[Dataset rows]
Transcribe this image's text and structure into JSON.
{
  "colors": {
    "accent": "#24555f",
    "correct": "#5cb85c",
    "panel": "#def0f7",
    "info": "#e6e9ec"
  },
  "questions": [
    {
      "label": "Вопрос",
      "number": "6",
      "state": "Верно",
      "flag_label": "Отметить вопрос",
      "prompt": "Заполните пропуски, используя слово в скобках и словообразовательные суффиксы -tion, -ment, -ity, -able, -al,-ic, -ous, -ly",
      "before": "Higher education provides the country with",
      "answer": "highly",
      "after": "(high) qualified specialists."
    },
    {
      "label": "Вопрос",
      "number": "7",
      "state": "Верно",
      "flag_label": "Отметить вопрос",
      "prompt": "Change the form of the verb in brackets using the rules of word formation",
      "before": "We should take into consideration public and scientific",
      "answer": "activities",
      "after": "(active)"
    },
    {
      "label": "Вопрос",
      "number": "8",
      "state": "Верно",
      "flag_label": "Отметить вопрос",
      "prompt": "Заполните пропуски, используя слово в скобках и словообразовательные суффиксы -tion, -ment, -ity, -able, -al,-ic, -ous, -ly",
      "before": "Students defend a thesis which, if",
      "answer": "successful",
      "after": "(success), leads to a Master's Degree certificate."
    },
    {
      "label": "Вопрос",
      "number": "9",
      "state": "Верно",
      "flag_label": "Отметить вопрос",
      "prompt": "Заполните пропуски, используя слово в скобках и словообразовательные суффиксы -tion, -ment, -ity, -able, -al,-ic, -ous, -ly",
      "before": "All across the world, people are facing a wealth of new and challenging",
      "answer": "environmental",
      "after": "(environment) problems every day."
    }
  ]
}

**The exercise**
Each line of the material above must be retyped precisely.

**Result of the exercise**
Transcribe this image's text and structure into JSON.
{
  "colors": {
    "accent": "#24555f",
    "correct": "#5cb85c",
    "panel": "#def0f7",
    "info": "#e6e9ec"
  },
  "questions": [
    {
      "label": "Вопрос",
      "number": "6",
      "state": "Верно",
      "flag_label": "Отметить вопрос",
      "prompt": "Заполните пропуски, используя слово в скобках и словообразовательные суффиксы -tion, -ment, -ity, -able, -al,-ic, -ous, -ly",
      "before": "Higher education provides the country with",
      "answer": "highly",
      "after": "(high) qualified specialists."
    },
    {
      "label": "Вопрос",
      "number": "7",
      "state": "Верно",
      "flag_label": "Отметить вопрос",
      "prompt": "Change the form of the verb in brackets using the rules of word formation",
      "before": "We should take into consideration public and scientific",
      "answer": "activities",
      "after": "(active)"
    },
    {
      "label": "Вопрос",
      "number": "8",
      "state": "Верно",
      "flag_label": "Отметить вопрос",
      "prompt": "Заполните пропуски, используя слово в скобках и словообразовательные суффиксы -tion, -ment, -ity, -able, -al,-ic, -ous, -ly",
      "before": "Students defend a thesis which, if",
      "answer": "successful",
      "after": "(success), leads to a Master's Degree certificate."
    },
    {
      "label": "Вопрос",
      "number": "9",
      "state": "Верно",
      "flag_label": "Отметить вопрос",
      "prompt": "Заполните пропуски, используя слово в скобках и словообразовательные суффиксы -tion, -ment, -ity, -able, -al,-ic, -ous, -ly",
      "before": "All across the world, people are facing a wealth of new and challenging",
      "answer": "environmental",
      "after": "(environment) problems every day."
    }
  ]
}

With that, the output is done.